BEGIN DATA IN THIS EXERCISE
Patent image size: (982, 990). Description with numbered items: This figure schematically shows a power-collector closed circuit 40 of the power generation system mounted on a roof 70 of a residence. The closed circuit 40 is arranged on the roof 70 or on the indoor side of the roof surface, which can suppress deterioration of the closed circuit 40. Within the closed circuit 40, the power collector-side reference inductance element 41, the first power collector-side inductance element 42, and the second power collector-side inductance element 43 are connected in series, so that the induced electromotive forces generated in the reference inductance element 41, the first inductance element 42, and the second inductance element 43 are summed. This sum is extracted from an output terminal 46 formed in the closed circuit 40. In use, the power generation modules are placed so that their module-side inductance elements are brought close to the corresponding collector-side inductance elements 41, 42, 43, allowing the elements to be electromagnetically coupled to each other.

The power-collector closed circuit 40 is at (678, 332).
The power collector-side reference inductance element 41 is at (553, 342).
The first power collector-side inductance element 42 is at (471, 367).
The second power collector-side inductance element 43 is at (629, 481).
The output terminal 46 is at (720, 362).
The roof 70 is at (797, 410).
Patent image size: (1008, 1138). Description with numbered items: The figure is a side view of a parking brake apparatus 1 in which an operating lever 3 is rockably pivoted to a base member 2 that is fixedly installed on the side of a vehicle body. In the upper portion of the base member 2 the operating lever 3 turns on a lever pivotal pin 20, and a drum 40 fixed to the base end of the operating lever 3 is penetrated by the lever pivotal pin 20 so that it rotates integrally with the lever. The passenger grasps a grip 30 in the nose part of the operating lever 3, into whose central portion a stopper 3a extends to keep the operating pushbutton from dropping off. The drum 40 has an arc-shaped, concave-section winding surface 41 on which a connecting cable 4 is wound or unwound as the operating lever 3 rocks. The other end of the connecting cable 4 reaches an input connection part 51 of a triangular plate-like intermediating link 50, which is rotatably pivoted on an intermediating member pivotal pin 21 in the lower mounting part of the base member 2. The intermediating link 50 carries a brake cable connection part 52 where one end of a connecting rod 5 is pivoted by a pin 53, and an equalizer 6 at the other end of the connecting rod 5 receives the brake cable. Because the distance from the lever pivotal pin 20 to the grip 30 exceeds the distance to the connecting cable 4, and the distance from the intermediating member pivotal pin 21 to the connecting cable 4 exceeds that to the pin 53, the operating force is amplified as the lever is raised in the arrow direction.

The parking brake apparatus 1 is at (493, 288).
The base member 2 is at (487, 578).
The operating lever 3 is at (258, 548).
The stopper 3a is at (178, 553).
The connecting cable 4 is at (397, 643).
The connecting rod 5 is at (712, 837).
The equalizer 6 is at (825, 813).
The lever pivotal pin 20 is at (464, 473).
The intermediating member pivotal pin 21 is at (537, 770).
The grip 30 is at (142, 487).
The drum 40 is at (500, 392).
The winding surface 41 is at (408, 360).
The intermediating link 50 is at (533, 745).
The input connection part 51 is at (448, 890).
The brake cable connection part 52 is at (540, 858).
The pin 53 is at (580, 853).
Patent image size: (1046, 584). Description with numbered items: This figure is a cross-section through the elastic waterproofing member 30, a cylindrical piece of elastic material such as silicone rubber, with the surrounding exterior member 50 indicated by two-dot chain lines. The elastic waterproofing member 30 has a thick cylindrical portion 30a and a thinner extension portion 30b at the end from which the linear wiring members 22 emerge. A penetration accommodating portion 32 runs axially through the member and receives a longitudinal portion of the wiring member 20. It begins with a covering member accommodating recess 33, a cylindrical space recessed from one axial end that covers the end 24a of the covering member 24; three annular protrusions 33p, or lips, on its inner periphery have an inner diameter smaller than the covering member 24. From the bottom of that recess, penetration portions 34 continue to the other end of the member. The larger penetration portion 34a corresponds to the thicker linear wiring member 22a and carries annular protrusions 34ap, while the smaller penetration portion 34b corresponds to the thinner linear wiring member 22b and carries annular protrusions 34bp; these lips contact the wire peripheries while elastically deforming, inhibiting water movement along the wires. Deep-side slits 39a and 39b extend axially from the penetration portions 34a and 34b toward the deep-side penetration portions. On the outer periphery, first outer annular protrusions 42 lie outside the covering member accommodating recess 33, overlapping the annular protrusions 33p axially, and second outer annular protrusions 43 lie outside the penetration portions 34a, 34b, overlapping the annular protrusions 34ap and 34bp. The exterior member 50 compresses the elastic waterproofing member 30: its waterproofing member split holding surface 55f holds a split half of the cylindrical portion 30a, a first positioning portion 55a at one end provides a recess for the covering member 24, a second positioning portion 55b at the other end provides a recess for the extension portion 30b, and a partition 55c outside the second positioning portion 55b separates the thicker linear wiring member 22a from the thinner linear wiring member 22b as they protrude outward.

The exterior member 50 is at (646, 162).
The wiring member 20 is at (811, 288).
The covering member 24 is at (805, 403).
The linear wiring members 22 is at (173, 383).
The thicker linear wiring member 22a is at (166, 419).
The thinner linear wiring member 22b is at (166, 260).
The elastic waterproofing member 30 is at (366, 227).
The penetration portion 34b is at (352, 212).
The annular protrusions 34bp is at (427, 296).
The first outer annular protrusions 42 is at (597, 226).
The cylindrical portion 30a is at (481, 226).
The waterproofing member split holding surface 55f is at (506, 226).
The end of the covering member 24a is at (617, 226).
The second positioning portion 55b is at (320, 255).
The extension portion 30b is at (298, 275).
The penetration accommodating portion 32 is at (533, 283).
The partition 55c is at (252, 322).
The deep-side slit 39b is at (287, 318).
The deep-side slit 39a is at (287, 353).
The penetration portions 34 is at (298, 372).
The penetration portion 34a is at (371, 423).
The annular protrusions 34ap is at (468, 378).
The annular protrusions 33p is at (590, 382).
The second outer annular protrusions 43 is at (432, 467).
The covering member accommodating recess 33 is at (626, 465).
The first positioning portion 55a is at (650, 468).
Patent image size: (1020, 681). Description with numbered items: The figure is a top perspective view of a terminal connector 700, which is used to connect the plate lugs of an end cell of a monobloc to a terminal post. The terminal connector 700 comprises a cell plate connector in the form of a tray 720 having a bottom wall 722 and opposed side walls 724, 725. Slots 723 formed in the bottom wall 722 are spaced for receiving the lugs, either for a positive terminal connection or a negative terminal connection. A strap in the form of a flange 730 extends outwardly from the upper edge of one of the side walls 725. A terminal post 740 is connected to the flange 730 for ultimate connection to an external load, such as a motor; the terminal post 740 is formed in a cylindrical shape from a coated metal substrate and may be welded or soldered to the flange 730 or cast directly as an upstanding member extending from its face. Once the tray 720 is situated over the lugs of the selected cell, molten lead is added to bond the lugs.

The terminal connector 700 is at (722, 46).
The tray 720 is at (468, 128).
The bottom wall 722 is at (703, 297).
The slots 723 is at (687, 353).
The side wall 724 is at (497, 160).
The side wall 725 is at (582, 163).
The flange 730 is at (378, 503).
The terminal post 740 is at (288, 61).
END DATA IN THIS EXERCISE
→ **GOAL**: Give the rows above as a two-column CSV headed description,locations, with one line for every row: the row's text in the first column and its answer in the second, each as a single quoted field with line breaks replaced by spaces.

→ **TASK RESPONSE**:
description,locations
"Patent image size: (982, 990). Description with numbered items: This figure schematically shows a power-collector closed circuit 40 of the power generation system mounted on a roof 70 of a residence. The closed circuit 40 is arranged on the roof 70 or on the indoor side of the roof surface, which can suppress deterioration of the closed circuit 40. Within the closed circuit 40, the power collector-side reference inductance element 41, the first power collector-side inductance element 42, and the second power collector-side inductance element 43 are connected in series, so that the induced electromotive forces generated in the reference inductance element 41, the first inductance element 42, and the second inductance element 43 are summed. This sum is extracted from an output terminal 46 formed in the closed circuit 40. In use, the power generation modules are placed so that their module-side inductance elements are brought close to the corresponding collector-side inductance elements 41, 42, 43, allowing the elements to be electromagnetically coupled to each other.","The power-collector closed circuit 40 is at (678, 332). The power collector-side reference inductance element 41 is at (553, 342). The first power collector-side inductance element 42 is at (471, 367). The second power collector-side inductance element 43 is at (629, 481). The output terminal 46 is at (720, 362). The roof 70 is at (797, 410)."
"Patent image size: (1008, 1138). Description with numbered items: The figure is a side view of a parking brake apparatus 1 in which an operating lever 3 is rockably pivoted to a base member 2 that is fixedly installed on the side of a vehicle body. In the upper portion of the base member 2 the operating lever 3 turns on a lever pivotal pin 20, and a drum 40 fixed to the base end of the operating lever 3 is penetrated by the lever pivotal pin 20 so that it rotates integrally with the lever. The passenger grasps a grip 30 in the nose part of the operating lever 3, into whose central portion a stopper 3a extends to keep the operating pushbutton from dropping off. The drum 40 has an arc-shaped, concave-section winding surface 41 on which a connecting cable 4 is wound or unwound as the operating lever 3 rocks. The other end of the connecting cable 4 reaches an input connection part 51 of a triangular plate-like intermediating link 50, which is rotatably pivoted on an intermediating member pivotal pin 21 in the lower mounting part of the base member 2. The intermediating link 50 carries a brake cable connection part 52 where one end of a connecting rod 5 is pivoted by a pin 53, and an equalizer 6 at the other end of the connecting rod 5 receives the brake cable. Because the distance from the lever pivotal pin 20 to the grip 30 exceeds the distance to the connecting cable 4, and the distance from the intermediating member pivotal pin 21 to the connecting cable 4 exceeds that to the pin 53, the operating force is amplified as the lever is raised in the arrow direction.","The parking brake apparatus 1 is at (493, 288). The base member 2 is at (487, 578). The operating lever 3 is at (258, 548). The stopper 3a is at (178, 553). The connecting cable 4 is at (397, 643). The connecting rod 5 is at (712, 837). The equalizer 6 is at (825, 813). The lever pivotal pin 20 is at (464, 473). The intermediating member pivotal pin 21 is at (537, 770). The grip 30 is at (142, 487). The drum 40 is at (500, 392). The winding surface 41 is at (408, 360). The intermediating link 50 is at (533, 745). The input connection part 51 is at (448, 890). The brake cable connection part 52 is at (540, 858). The pin 53 is at (580, 853)."
"Patent image size: (1046, 584). Description with numbered items: This figure is a cross-section through the elastic waterproofing member 30, a cylindrical piece of elastic material such as silicone rubber, with the surrounding exterior member 50 indicated by two-dot chain lines. The elastic waterproofing member 30 has a thick cylindrical portion 30a and a thinner extension portion 30b at the end from which the linear wiring members 22 emerge. A penetration accommodating portion 32 runs axially through the member and receives a longitudinal portion of the wiring member 20. It begins with a covering member accommodating recess 33, a cylindrical space recessed from one axial end that covers the end 24a of the covering member 24; three annular protrusions 33p, or lips, on its inner periphery have an inner diameter smaller than the covering member 24. From the bottom of that recess, penetration portions 34 continue to the other end of the member. The larger penetration portion 34a corresponds to the thicker linear wiring member 22a and carries annular protrusions 34ap, while the smaller penetration portion 34b corresponds to the thinner linear wiring member 22b and carries annular protrusions 34bp; these lips contact the wire peripheries while elastically deforming, inhibiting water movement along the wires. Deep-side slits 39a and 39b extend axially from the penetration portions 34a and 34b toward the deep-side penetration portions. On the outer periphery, first outer annular protrusions 42 lie outside the covering member accommodating recess 33, overlapping the annular protrusions 33p axially, and second outer annular protrusions 43 lie outside the penetration portions 34a, 34b, overlapping the annular protrusions 34ap and 34bp. The exterior member 50 compresses the elastic waterproofing member 30: its waterproofing member split holding surface 55f holds a split half of the cylindrical portion 30a, a first positioning portion 55a at one end provides a recess for the covering member 24, a second positioning portion 55b at the other end provides a recess for the extension portion 30b, and a partition 55c outside the second positioning portion 55b separates the thicker linear wiring member 22a from the thinner linear wiring member 22b as they protrude outward.","The exterior member 50 is at (646, 162). The wiring member 20 is at (811, 288). The covering member 24 is at (805, 403). The linear wiring members 22 is at (173, 383). The thicker linear wiring member 22a is at (166, 419). The thinner linear wiring member 22b is at (166, 260). The elastic waterproofing member 30 is at (366, 227). The penetration portion 34b is at (352, 212). The annular protrusions 34bp is at (427, 296). The first outer annular protrusions 42 is at (597, 226). The cylindrical portion 30a is at (481, 226). The waterproofing member split holding surface 55f is at (506, 226). The end of the covering member 24a is at (617, 226). The second positioning portion 55b is at (320, 255). The extension portion 30b is at (298, 275). The penetration accommodating portion 32 is at (533, 283). The partition 55c is at (252, 322). The deep-side slit 39b is at (287, 318). The deep-side slit 39a is at (287, 353). The penetration portions 34 is at (298, 372). The penetration portion 34a is at (371, 423). The annular protrusions 34ap is at (468, 378). The annular protrusions 33p is at (590, 382). The second outer annular protrusions 43 is at (432, 467). The covering member accommodating recess 33 is at (626, 465). The first positioning portion 55a is at (650, 468)."
"Patent image size: (1020, 681). Description with numbered items: The figure is a top perspective view of a terminal connector 700, which is used to connect the plate lugs of an end cell of a monobloc to a terminal post. The terminal connector 700 comprises a cell plate connector in the form of a tray 720 having a bottom wall 722 and opposed side walls 724, 725. Slots 723 formed in the bottom wall 722 are spaced for receiving the lugs, either for a positive terminal connection or a negative terminal connection. A strap in the form of a flange 730 extends outwardly from the upper edge of one of the side walls 725. A terminal post 740 is connected to the flange 730 for ultimate connection to an external load, such as a motor; the terminal post 740 is formed in a cylindrical shape from a coated metal substrate and may be welded or soldered to the flange 730 or cast directly as an upstanding member extending from its face. Once the tray 720 is situated over the lugs of the selected cell, molten lead is added to bond the lugs.","The terminal connector 700 is at (722, 46). The tray 720 is at (468, 128). The bottom wall 722 is at (703, 297). The slots 723 is at (687, 353). The side wall 724 is at (497, 160). The side wall 725 is at (582, 163). The flange 730 is at (378, 503). The terminal post 740 is at (288, 61)."